- _The problem_:
Update the lines that follow by replacing "spoonbill" with "heron" everywhere and leaving everything else as it is. Omit the pictures from your answer.

- _Data in this exercise_:
--*--
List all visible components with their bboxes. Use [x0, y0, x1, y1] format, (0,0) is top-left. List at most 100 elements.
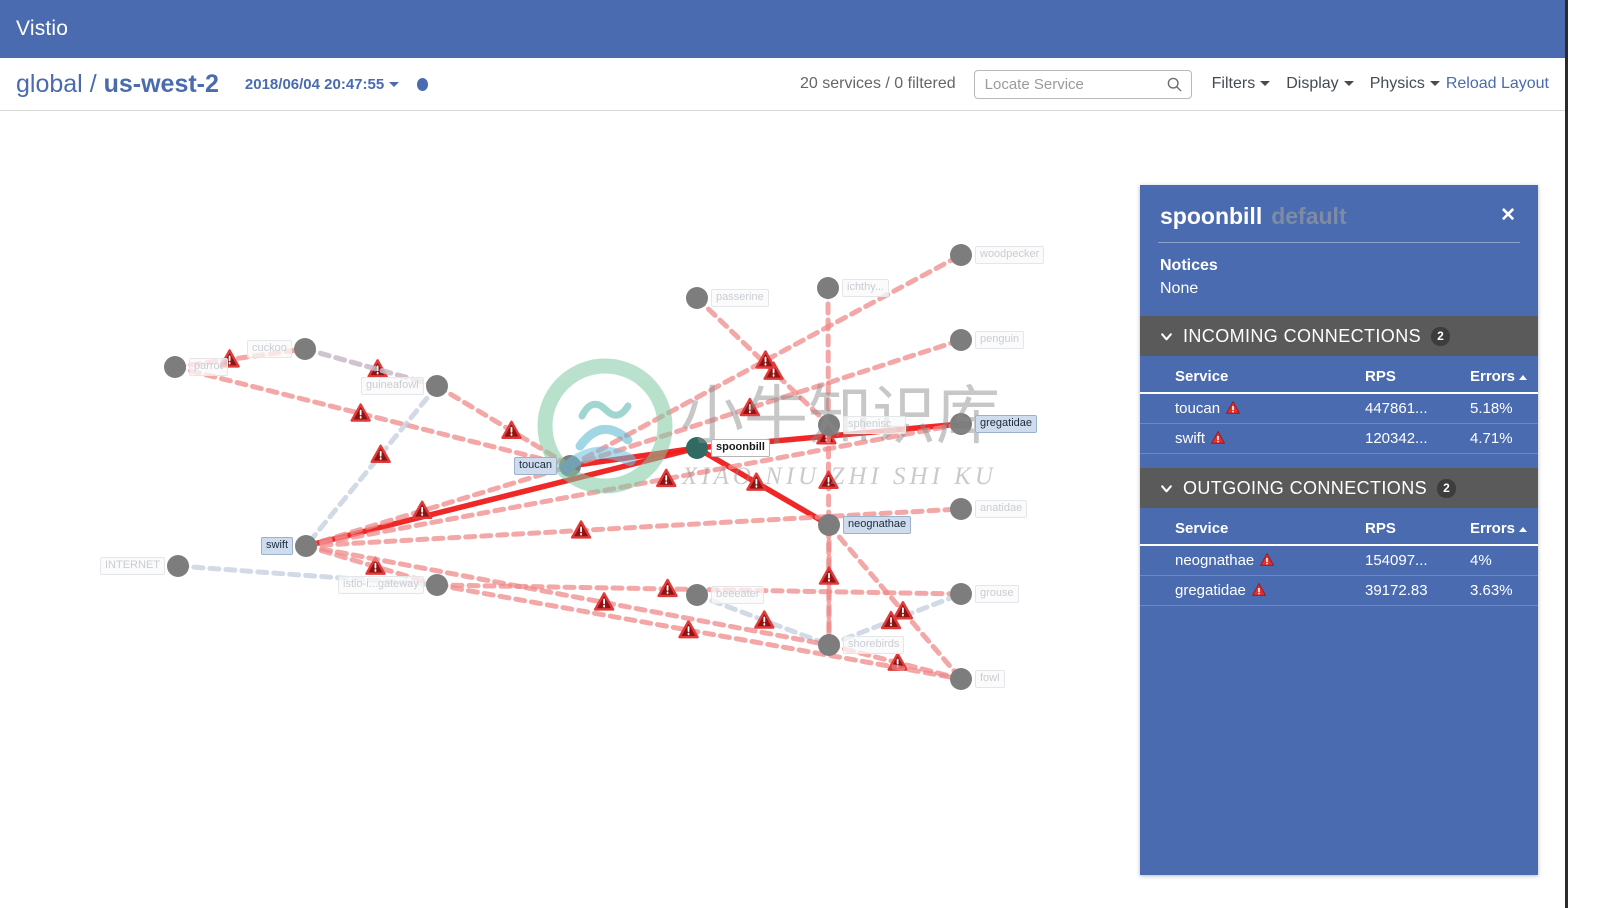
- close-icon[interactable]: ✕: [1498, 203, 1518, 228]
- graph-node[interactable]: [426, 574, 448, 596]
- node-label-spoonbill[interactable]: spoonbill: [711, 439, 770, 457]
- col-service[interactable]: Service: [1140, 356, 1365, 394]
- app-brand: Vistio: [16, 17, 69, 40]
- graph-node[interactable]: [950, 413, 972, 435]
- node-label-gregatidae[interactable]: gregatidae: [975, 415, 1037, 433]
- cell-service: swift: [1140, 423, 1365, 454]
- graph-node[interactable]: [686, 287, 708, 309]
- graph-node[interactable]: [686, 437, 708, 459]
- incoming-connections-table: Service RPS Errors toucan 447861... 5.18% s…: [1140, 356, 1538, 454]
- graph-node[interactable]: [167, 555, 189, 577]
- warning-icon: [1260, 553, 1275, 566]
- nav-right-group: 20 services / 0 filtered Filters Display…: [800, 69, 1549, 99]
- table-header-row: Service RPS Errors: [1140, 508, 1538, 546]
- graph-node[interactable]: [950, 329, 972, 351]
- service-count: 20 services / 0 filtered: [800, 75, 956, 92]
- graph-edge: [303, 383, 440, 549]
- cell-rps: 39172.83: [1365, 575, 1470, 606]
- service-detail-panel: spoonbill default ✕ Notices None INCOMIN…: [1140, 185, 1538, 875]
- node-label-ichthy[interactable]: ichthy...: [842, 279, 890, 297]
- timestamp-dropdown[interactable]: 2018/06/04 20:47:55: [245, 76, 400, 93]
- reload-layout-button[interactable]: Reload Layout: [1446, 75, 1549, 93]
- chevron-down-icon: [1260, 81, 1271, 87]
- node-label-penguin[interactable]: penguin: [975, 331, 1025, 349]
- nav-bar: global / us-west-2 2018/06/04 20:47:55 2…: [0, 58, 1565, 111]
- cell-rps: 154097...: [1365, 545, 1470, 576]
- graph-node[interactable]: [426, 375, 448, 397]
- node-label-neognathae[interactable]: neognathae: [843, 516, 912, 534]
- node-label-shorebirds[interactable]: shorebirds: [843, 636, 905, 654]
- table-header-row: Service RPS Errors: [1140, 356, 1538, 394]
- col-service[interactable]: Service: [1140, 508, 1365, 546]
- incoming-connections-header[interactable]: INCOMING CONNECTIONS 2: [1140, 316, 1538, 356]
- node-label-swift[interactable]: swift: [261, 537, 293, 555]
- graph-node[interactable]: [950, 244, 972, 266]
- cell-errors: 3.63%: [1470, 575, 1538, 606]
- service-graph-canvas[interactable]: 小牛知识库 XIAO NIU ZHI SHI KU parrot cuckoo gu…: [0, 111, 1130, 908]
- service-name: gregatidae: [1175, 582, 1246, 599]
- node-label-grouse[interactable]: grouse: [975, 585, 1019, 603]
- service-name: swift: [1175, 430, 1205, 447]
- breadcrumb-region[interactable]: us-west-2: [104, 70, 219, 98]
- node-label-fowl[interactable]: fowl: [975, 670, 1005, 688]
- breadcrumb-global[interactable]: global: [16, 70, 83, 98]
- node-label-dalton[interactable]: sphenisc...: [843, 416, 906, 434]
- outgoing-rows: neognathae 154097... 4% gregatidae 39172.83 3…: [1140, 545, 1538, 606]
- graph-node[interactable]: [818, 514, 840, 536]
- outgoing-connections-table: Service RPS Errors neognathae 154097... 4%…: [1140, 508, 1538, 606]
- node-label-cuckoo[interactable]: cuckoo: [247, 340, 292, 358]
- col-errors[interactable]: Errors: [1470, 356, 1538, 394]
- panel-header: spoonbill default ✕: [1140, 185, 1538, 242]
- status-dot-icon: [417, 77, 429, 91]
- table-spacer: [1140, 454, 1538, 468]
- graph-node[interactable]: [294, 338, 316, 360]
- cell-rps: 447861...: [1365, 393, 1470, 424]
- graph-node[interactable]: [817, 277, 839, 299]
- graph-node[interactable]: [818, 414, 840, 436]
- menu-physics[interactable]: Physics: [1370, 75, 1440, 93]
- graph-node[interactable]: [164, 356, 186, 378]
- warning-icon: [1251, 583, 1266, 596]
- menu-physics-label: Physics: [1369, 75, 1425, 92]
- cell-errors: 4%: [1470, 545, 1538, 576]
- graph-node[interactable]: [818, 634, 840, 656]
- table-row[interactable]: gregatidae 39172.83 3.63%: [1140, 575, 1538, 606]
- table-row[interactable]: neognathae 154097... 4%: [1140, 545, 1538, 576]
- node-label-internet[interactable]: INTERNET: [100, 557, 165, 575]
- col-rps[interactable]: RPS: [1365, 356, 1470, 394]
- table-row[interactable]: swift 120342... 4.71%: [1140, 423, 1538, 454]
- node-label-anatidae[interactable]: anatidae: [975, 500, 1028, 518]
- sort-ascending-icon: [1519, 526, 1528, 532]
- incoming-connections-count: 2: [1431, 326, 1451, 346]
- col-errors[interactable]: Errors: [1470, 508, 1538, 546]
--*--
- _Answer for the task_:
List all visible components with their bboxes. Use [x0, y0, x1, y1] format, (0,0) is top-left. List at most 100 elements.
- close-icon[interactable]: ✕: [1498, 203, 1518, 228]
- graph-node[interactable]: [426, 574, 448, 596]
- node-label-heron[interactable]: heron: [711, 439, 770, 457]
- col-service[interactable]: Service: [1140, 356, 1365, 394]
- app-brand: Vistio: [16, 17, 69, 40]
- graph-node[interactable]: [950, 413, 972, 435]
- node-label-gregatidae[interactable]: gregatidae: [975, 415, 1037, 433]
- cell-service: swift: [1140, 423, 1365, 454]
- graph-node[interactable]: [686, 287, 708, 309]
- graph-node[interactable]: [686, 437, 708, 459]
- incoming-connections-table: Service RPS Errors toucan 447861... 5.18% s…: [1140, 356, 1538, 454]
- graph-node[interactable]: [167, 555, 189, 577]
- warning-icon: [1260, 553, 1275, 566]
- nav-right-group: 20 services / 0 filtered Filters Display…: [800, 69, 1549, 99]
- table-header-row: Service RPS Errors: [1140, 508, 1538, 546]
- graph-node[interactable]: [950, 329, 972, 351]
- service-count: 20 services / 0 filtered: [800, 75, 956, 92]
- graph-edge: [303, 383, 440, 549]
- cell-rps: 39172.83: [1365, 575, 1470, 606]
- service-detail-panel: heron default ✕ Notices None INCOMIN…: [1140, 185, 1538, 875]
- node-label-ichthy[interactable]: ichthy...: [842, 279, 890, 297]
- timestamp-dropdown[interactable]: 2018/06/04 20:47:55: [245, 76, 400, 93]
- reload-layout-button[interactable]: Reload Layout: [1446, 75, 1549, 93]
- chevron-down-icon: [1260, 81, 1271, 87]
- node-label-penguin[interactable]: penguin: [975, 331, 1025, 349]
- nav-bar: global / us-west-2 2018/06/04 20:47:55 2…: [0, 58, 1565, 111]
- cell-rps: 154097...: [1365, 545, 1470, 576]
- graph-node[interactable]: [426, 375, 448, 397]
- node-label-neognathae[interactable]: neognathae: [843, 516, 912, 534]
- node-label-shorebirds[interactable]: shorebirds: [843, 636, 905, 654]
- table-header-row: Service RPS Errors: [1140, 356, 1538, 394]
- col-service[interactable]: Service: [1140, 508, 1365, 546]
- incoming-connections-header[interactable]: INCOMING CONNECTIONS 2: [1140, 316, 1538, 356]
- node-label-swift[interactable]: swift: [261, 537, 293, 555]
- graph-node[interactable]: [950, 244, 972, 266]
- cell-errors: 3.63%: [1470, 575, 1538, 606]
- service-graph-canvas[interactable]: 小牛知识库 XIAO NIU ZHI SHI KU parrot cuckoo gu…: [0, 111, 1130, 908]
- service-name: gregatidae: [1175, 582, 1246, 599]
- node-label-grouse[interactable]: grouse: [975, 585, 1019, 603]
- service-name: swift: [1175, 430, 1205, 447]
- breadcrumb-region[interactable]: us-west-2: [104, 70, 219, 98]
- node-label-fowl[interactable]: fowl: [975, 670, 1005, 688]
- breadcrumb-global[interactable]: global: [16, 70, 83, 98]
- node-label-dalton[interactable]: sphenisc...: [843, 416, 906, 434]
- outgoing-rows: neognathae 154097... 4% gregatidae 39172.83 3…: [1140, 545, 1538, 606]
- graph-node[interactable]: [818, 514, 840, 536]
- outgoing-connections-table: Service RPS Errors neognathae 154097... 4%…: [1140, 508, 1538, 606]
- node-label-cuckoo[interactable]: cuckoo: [247, 340, 292, 358]
- col-errors[interactable]: Errors: [1470, 356, 1538, 394]
- panel-header: heron default ✕: [1140, 185, 1538, 242]
- status-dot-icon: [417, 77, 429, 91]
- table-spacer: [1140, 454, 1538, 468]
- graph-node[interactable]: [294, 338, 316, 360]
- cell-rps: 447861...: [1365, 393, 1470, 424]
- graph-node[interactable]: [817, 277, 839, 299]
- graph-node[interactable]: [818, 414, 840, 436]
- menu-physics[interactable]: Physics: [1370, 75, 1440, 93]
- graph-node[interactable]: [164, 356, 186, 378]
- warning-icon: [1251, 583, 1266, 596]
- menu-physics-label: Physics: [1369, 75, 1425, 92]
- cell-errors: 4%: [1470, 545, 1538, 576]
- graph-node[interactable]: [818, 634, 840, 656]
- table-row[interactable]: gregatidae 39172.83 3.63%: [1140, 575, 1538, 606]
- table-row[interactable]: neognathae 154097... 4%: [1140, 545, 1538, 576]
- node-label-internet[interactable]: INTERNET: [100, 557, 165, 575]
- col-rps[interactable]: RPS: [1365, 356, 1470, 394]
- table-row[interactable]: swift 120342... 4.71%: [1140, 423, 1538, 454]
- node-label-anatidae[interactable]: anatidae: [975, 500, 1028, 518]
- sort-ascending-icon: [1519, 526, 1528, 532]
- incoming-connections-count: 2: [1431, 326, 1451, 346]
- col-errors[interactable]: Errors: [1470, 508, 1538, 546]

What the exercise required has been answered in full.